- [Written task]: Restate the full set of records exactly, without adding or dropping a word.

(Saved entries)
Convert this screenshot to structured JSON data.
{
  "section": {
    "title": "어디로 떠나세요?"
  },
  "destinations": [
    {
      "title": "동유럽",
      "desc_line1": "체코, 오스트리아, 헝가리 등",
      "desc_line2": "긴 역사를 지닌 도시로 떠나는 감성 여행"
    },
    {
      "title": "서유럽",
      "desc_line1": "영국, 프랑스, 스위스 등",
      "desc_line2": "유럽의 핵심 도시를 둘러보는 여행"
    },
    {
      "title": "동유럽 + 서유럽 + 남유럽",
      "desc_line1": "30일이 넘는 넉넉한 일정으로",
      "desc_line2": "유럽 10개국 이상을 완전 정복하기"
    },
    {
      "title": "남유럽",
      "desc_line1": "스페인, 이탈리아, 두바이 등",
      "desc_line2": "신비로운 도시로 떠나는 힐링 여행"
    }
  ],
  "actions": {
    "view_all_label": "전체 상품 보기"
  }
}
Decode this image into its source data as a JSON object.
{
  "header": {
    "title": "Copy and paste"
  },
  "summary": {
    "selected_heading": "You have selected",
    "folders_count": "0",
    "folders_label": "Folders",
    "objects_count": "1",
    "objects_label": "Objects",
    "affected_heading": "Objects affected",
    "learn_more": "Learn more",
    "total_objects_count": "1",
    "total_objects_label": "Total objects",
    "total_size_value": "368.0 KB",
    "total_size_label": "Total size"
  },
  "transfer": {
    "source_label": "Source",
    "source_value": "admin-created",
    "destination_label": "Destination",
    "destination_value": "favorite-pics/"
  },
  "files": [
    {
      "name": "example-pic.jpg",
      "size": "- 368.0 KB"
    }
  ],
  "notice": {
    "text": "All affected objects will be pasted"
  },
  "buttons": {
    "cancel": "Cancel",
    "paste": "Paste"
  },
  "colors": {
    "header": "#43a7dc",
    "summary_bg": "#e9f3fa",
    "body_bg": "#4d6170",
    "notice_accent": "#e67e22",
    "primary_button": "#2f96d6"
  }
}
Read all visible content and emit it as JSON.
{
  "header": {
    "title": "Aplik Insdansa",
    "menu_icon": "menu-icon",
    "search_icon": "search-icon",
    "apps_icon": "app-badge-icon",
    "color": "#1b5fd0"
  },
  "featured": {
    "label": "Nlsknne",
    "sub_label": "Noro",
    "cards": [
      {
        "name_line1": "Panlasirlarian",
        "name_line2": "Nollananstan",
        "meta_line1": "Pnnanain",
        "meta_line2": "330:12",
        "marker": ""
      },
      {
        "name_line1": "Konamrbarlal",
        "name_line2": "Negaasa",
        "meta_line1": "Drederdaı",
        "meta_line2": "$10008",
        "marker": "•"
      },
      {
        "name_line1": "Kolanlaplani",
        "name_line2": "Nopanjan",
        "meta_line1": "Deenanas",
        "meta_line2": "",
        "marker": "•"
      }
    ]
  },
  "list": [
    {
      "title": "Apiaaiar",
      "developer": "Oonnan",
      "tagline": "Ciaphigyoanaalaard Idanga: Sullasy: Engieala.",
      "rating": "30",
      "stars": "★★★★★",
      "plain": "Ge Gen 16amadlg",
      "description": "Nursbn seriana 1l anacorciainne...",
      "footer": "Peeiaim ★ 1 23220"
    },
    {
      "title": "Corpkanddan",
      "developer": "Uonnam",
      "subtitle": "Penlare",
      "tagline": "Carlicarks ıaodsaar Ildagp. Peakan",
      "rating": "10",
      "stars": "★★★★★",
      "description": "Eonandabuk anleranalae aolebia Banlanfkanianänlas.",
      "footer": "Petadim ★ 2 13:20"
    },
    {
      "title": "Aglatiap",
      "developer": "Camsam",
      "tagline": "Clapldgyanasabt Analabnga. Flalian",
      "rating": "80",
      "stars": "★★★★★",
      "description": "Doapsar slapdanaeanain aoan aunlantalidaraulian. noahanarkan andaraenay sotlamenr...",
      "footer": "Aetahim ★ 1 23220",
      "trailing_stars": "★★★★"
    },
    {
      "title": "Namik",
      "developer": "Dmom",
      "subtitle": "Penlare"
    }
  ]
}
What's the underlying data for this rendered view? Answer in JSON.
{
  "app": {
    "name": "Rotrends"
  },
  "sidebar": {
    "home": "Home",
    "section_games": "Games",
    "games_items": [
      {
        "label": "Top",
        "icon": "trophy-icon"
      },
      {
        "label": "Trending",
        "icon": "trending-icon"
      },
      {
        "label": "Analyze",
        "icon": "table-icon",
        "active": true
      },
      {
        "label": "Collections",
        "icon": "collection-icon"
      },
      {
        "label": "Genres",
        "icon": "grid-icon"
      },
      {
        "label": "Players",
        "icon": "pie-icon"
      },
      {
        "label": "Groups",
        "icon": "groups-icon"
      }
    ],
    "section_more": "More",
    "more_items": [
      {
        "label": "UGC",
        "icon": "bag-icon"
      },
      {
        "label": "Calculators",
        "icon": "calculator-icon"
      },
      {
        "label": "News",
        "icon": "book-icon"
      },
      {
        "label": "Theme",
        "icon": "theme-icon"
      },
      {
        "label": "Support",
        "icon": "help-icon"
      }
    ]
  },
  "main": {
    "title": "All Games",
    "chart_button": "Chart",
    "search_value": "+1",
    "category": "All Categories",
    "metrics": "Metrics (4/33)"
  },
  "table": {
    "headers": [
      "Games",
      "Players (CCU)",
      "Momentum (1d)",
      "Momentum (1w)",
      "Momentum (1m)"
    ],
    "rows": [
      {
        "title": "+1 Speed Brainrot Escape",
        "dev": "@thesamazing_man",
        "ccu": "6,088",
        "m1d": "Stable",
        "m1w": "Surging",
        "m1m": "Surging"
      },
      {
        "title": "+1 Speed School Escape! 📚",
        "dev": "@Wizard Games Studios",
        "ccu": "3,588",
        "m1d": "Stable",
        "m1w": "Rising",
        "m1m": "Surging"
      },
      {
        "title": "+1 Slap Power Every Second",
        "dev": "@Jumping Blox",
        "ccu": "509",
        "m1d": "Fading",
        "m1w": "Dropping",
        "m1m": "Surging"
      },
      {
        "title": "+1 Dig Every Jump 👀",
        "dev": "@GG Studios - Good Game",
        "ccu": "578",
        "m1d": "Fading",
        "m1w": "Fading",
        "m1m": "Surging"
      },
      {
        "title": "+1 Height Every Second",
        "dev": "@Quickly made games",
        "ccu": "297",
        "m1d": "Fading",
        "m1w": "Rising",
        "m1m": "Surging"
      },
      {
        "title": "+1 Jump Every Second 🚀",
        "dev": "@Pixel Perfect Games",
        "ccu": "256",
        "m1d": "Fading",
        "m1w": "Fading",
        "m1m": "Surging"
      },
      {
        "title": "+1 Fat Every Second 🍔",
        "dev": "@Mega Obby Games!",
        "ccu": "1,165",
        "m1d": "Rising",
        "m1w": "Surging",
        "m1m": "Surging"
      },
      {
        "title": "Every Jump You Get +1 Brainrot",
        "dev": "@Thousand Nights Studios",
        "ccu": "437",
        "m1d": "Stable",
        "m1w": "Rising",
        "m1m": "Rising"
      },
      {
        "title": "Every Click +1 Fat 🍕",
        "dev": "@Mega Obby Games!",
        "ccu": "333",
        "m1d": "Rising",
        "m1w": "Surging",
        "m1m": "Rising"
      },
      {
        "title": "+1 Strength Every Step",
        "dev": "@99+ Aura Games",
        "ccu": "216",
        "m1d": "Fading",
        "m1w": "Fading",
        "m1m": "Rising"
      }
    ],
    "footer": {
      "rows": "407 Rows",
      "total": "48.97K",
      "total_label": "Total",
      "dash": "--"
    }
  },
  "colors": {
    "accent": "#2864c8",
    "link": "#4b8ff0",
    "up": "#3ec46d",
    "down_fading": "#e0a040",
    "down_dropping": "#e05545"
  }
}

- [Task output]:
Convert this screenshot to structured JSON data.
{
  "section": {
    "title": "어디로 떠나세요?"
  },
  "destinations": [
    {
      "title": "동유럽",
      "desc_line1": "체코, 오스트리아, 헝가리 등",
      "desc_line2": "긴 역사를 지닌 도시로 떠나는 감성 여행"
    },
    {
      "title": "서유럽",
      "desc_line1": "영국, 프랑스, 스위스 등",
      "desc_line2": "유럽의 핵심 도시를 둘러보는 여행"
    },
    {
      "title": "동유럽 + 서유럽 + 남유럽",
      "desc_line1": "30일이 넘는 넉넉한 일정으로",
      "desc_line2": "유럽 10개국 이상을 완전 정복하기"
    },
    {
      "title": "남유럽",
      "desc_line1": "스페인, 이탈리아, 두바이 등",
      "desc_line2": "신비로운 도시로 떠나는 힐링 여행"
    }
  ],
  "actions": {
    "view_all_label": "전체 상품 보기"
  }
}
Decode this image into its source data as a JSON object.
{
  "header": {
    "title": "Copy and paste"
  },
  "summary": {
    "selected_heading": "You have selected",
    "folders_count": "0",
    "folders_label": "Folders",
    "objects_count": "1",
    "objects_label": "Objects",
    "affected_heading": "Objects affected",
    "learn_more": "Learn more",
    "total_objects_count": "1",
    "total_objects_label": "Total objects",
    "total_size_value": "368.0 KB",
    "total_size_label": "Total size"
  },
  "transfer": {
    "source_label": "Source",
    "source_value": "admin-created",
    "destination_label": "Destination",
    "destination_value": "favorite-pics/"
  },
  "files": [
    {
      "name": "example-pic.jpg",
      "size": "- 368.0 KB"
    }
  ],
  "notice": {
    "text": "All affected objects will be pasted"
  },
  "buttons": {
    "cancel": "Cancel",
    "paste": "Paste"
  },
  "colors": {
    "header": "#43a7dc",
    "summary_bg": "#e9f3fa",
    "body_bg": "#4d6170",
    "notice_accent": "#e67e22",
    "primary_button": "#2f96d6"
  }
}
Read all visible content and emit it as JSON.
{
  "header": {
    "title": "Aplik Insdansa",
    "menu_icon": "menu-icon",
    "search_icon": "search-icon",
    "apps_icon": "app-badge-icon",
    "color": "#1b5fd0"
  },
  "featured": {
    "label": "Nlsknne",
    "sub_label": "Noro",
    "cards": [
      {
        "name_line1": "Panlasirlarian",
        "name_line2": "Nollananstan",
        "meta_line1": "Pnnanain",
        "meta_line2": "330:12",
        "marker": ""
      },
      {
        "name_line1": "Konamrbarlal",
        "name_line2": "Negaasa",
        "meta_line1": "Drederdaı",
        "meta_line2": "$10008",
        "marker": "•"
      },
      {
        "name_line1": "Kolanlaplani",
        "name_line2": "Nopanjan",
        "meta_line1": "Deenanas",
        "meta_line2": "",
        "marker": "•"
      }
    ]
  },
  "list": [
    {
      "title": "Apiaaiar",
      "developer": "Oonnan",
      "tagline": "Ciaphigyoanaalaard Idanga: Sullasy: Engieala.",
      "rating": "30",
      "stars": "★★★★★",
      "plain": "Ge Gen 16amadlg",
      "description": "Nursbn seriana 1l anacorciainne...",
      "footer": "Peeiaim ★ 1 23220"
    },
    {
      "title": "Corpkanddan",
      "developer": "Uonnam",
      "subtitle": "Penlare",
      "tagline": "Carlicarks ıaodsaar Ildagp. Peakan",
      "rating": "10",
      "stars": "★★★★★",
      "description": "Eonandabuk anleranalae aolebia Banlanfkanianänlas.",
      "footer": "Petadim ★ 2 13:20"
    },
    {
      "title": "Aglatiap",
      "developer": "Camsam",
      "tagline": "Clapldgyanasabt Analabnga. Flalian",
      "rating": "80",
      "stars": "★★★★★",
      "description": "Doapsar slapdanaeanain aoan aunlantalidaraulian. noahanarkan andaraenay sotlamenr...",
      "footer": "Aetahim ★ 1 23220",
      "trailing_stars": "★★★★"
    },
    {
      "title": "Namik",
      "developer": "Dmom",
      "subtitle": "Penlare"
    }
  ]
}
What's the underlying data for this rendered view? Answer in JSON.
{
  "app": {
    "name": "Rotrends"
  },
  "sidebar": {
    "home": "Home",
    "section_games": "Games",
    "games_items": [
      {
        "label": "Top",
        "icon": "trophy-icon"
      },
      {
        "label": "Trending",
        "icon": "trending-icon"
      },
      {
        "label": "Analyze",
        "icon": "table-icon",
        "active": true
      },
      {
        "label": "Collections",
        "icon": "collection-icon"
      },
      {
        "label": "Genres",
        "icon": "grid-icon"
      },
      {
        "label": "Players",
        "icon": "pie-icon"
      },
      {
        "label": "Groups",
        "icon": "groups-icon"
      }
    ],
    "section_more": "More",
    "more_items": [
      {
        "label": "UGC",
        "icon": "bag-icon"
      },
      {
        "label": "Calculators",
        "icon": "calculator-icon"
      },
      {
        "label": "News",
        "icon": "book-icon"
      },
      {
        "label": "Theme",
        "icon": "theme-icon"
      },
      {
        "label": "Support",
        "icon": "help-icon"
      }
    ]
  },
  "main": {
    "title": "All Games",
    "chart_button": "Chart",
    "search_value": "+1",
    "category": "All Categories",
    "metrics": "Metrics (4/33)"
  },
  "table": {
    "headers": [
      "Games",
      "Players (CCU)",
      "Momentum (1d)",
      "Momentum (1w)",
      "Momentum (1m)"
    ],
    "rows": [
      {
        "title": "+1 Speed Brainrot Escape",
        "dev": "@thesamazing_man",
        "ccu": "6,088",
        "m1d": "Stable",
        "m1w": "Surging",
        "m1m": "Surging"
      },
      {
        "title": "+1 Speed School Escape! 📚",
        "dev": "@Wizard Games Studios",
        "ccu": "3,588",
        "m1d": "Stable",
        "m1w": "Rising",
        "m1m": "Surging"
      },
      {
        "title": "+1 Slap Power Every Second",
        "dev": "@Jumping Blox",
        "ccu": "509",
        "m1d": "Fading",
        "m1w": "Dropping",
        "m1m": "Surging"
      },
      {
        "title": "+1 Dig Every Jump 👀",
        "dev": "@GG Studios - Good Game",
        "ccu": "578",
        "m1d": "Fading",
        "m1w": "Fading",
        "m1m": "Surging"
      },
      {
        "title": "+1 Height Every Second",
        "dev": "@Quickly made games",
        "ccu": "297",
        "m1d": "Fading",
        "m1w": "Rising",
        "m1m": "Surging"
      },
      {
        "title": "+1 Jump Every Second 🚀",
        "dev": "@Pixel Perfect Games",
        "ccu": "256",
        "m1d": "Fading",
        "m1w": "Fading",
        "m1m": "Surging"
      },
      {
        "title": "+1 Fat Every Second 🍔",
        "dev": "@Mega Obby Games!",
        "ccu": "1,165",
        "m1d": "Rising",
        "m1w": "Surging",
        "m1m": "Surging"
      },
      {
        "title": "Every Jump You Get +1 Brainrot",
        "dev": "@Thousand Nights Studios",
        "ccu": "437",
        "m1d": "Stable",
        "m1w": "Rising",
        "m1m": "Rising"
      },
      {
        "title": "Every Click +1 Fat 🍕",
        "dev": "@Mega Obby Games!",
        "ccu": "333",
        "m1d": "Rising",
        "m1w": "Surging",
        "m1m": "Rising"
      },
      {
        "title": "+1 Strength Every Step",
        "dev": "@99+ Aura Games",
        "ccu": "216",
        "m1d": "Fading",
        "m1w": "Fading",
        "m1m": "Rising"
      }
    ],
    "footer": {
      "rows": "407 Rows",
      "total": "48.97K",
      "total_label": "Total",
      "dash": "--"
    }
  },
  "colors": {
    "accent": "#2864c8",
    "link": "#4b8ff0",
    "up": "#3ec46d",
    "down_fading": "#e0a040",
    "down_dropping": "#e05545"
  }
}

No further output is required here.